■ **Supplied information**

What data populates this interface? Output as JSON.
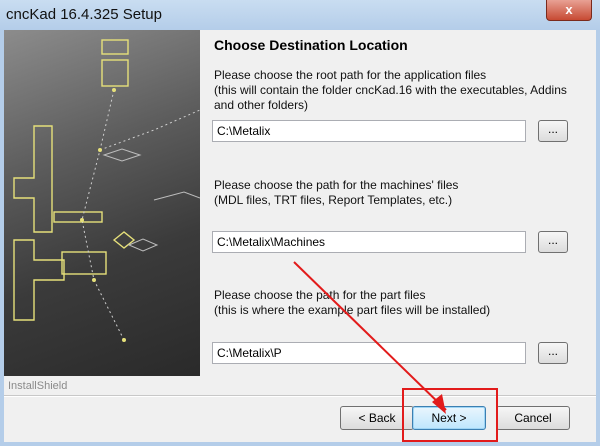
{
  "window": {
    "title": "cncKad 16.4.325 Setup",
    "close_glyph": "x"
  },
  "sidebar": {
    "brand": "InstallShield"
  },
  "page": {
    "heading": "Choose Destination Location",
    "sections": [
      {
        "desc_lines": [
          "Please choose the root path for the application files",
          "(this will contain the folder cncKad.16 with the executables, Addins",
          "and other folders)"
        ],
        "path": "C:\\Metalix",
        "browse": "..."
      },
      {
        "desc_lines": [
          "Please choose the path for the machines' files",
          "(MDL files, TRT files, Report Templates, etc.)"
        ],
        "path": "C:\\Metalix\\Machines",
        "browse": "..."
      },
      {
        "desc_lines": [
          "Please choose the path for the part files",
          "(this is where the example part files will be installed)"
        ],
        "path": "C:\\Metalix\\P",
        "browse": "..."
      }
    ]
  },
  "buttons": {
    "back": "< Back",
    "next": "Next >",
    "cancel": "Cancel"
  },
  "annotation": {
    "color": "#e21b1b"
  }
}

■ **Your objective**
Give back every line exactly as it stands, pictures excluded.

■ **Problem solution**
What data populates this interface? Output as JSON.
{
  "window": {
    "title": "cncKad 16.4.325 Setup",
    "close_glyph": "x"
  },
  "sidebar": {
    "brand": "InstallShield"
  },
  "page": {
    "heading": "Choose Destination Location",
    "sections": [
      {
        "desc_lines": [
          "Please choose the root path for the application files",
          "(this will contain the folder cncKad.16 with the executables, Addins",
          "and other folders)"
        ],
        "path": "C:\\Metalix",
        "browse": "..."
      },
      {
        "desc_lines": [
          "Please choose the path for the machines' files",
          "(MDL files, TRT files, Report Templates, etc.)"
        ],
        "path": "C:\\Metalix\\Machines",
        "browse": "..."
      },
      {
        "desc_lines": [
          "Please choose the path for the part files",
          "(this is where the example part files will be installed)"
        ],
        "path": "C:\\Metalix\\P",
        "browse": "..."
      }
    ]
  },
  "buttons": {
    "back": "< Back",
    "next": "Next >",
    "cancel": "Cancel"
  },
  "annotation": {
    "color": "#e21b1b"
  }
}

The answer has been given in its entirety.